---------- SUPPLIED ENTRIES ----------

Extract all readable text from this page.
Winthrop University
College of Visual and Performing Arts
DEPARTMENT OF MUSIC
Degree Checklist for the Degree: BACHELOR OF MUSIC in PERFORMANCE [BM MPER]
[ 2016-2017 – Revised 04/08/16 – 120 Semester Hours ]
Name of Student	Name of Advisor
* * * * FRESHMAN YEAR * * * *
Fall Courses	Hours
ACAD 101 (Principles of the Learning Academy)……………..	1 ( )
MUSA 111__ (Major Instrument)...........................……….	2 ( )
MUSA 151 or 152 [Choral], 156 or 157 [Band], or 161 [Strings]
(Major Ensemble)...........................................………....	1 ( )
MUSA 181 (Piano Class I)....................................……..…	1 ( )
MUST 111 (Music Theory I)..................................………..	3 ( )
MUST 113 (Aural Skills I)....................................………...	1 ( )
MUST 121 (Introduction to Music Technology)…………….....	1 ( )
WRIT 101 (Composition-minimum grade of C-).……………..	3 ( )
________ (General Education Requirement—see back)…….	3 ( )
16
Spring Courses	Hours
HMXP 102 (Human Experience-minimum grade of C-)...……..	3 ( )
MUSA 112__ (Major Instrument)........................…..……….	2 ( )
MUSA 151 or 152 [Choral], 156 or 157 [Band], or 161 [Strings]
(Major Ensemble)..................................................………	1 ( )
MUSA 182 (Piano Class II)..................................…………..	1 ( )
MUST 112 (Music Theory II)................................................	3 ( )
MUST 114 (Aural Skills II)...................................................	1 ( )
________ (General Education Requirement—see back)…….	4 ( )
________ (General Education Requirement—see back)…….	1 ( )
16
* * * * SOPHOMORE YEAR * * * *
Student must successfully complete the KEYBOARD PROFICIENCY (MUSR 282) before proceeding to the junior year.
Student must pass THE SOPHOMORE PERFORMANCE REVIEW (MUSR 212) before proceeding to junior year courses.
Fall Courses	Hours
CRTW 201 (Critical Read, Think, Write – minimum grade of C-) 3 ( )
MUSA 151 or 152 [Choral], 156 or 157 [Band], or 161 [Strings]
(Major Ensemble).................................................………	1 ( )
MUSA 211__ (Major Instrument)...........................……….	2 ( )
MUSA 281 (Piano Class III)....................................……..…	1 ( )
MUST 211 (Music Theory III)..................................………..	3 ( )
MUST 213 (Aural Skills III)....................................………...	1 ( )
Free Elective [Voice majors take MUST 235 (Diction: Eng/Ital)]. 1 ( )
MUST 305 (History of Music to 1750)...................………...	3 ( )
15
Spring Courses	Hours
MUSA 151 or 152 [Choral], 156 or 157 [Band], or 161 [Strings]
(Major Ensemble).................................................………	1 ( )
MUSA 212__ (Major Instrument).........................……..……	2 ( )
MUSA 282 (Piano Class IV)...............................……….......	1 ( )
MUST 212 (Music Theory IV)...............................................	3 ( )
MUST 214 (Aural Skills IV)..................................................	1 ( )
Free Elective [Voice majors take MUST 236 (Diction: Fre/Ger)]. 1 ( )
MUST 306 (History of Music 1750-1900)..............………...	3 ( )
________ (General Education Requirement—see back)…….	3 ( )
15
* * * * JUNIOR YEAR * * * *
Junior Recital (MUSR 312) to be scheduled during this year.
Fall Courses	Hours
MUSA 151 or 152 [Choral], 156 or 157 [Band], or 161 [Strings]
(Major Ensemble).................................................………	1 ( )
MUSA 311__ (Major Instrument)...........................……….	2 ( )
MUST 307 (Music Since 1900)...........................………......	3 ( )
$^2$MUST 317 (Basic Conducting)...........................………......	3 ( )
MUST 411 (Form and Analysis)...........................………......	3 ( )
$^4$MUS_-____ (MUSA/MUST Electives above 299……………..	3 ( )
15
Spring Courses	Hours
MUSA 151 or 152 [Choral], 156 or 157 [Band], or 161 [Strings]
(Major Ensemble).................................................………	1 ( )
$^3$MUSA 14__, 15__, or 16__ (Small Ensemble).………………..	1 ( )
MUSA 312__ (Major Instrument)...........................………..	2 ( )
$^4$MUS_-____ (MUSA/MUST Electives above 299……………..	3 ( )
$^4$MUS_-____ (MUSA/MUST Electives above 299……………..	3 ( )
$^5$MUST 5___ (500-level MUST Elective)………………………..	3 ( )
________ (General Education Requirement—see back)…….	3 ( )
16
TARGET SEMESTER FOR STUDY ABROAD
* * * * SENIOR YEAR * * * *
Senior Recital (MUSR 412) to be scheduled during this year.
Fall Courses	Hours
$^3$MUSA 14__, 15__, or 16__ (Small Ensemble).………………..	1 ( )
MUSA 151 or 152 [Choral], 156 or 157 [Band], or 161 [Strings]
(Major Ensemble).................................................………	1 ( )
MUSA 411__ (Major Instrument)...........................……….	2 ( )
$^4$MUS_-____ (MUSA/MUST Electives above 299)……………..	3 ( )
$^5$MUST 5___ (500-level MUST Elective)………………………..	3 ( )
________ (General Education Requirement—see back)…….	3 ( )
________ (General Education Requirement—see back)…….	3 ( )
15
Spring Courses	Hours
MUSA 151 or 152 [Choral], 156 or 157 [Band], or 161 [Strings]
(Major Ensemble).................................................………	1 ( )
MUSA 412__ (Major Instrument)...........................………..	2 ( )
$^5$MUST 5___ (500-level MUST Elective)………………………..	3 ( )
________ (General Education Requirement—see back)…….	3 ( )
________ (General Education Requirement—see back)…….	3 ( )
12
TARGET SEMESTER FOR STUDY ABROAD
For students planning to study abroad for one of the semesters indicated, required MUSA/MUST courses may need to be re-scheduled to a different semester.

----------

### WHAT THE TASK REQUIRES
Of the lines in the data, how many hold the string "Free"? State the number, nothing else.

### CORRECT OUTPUT
2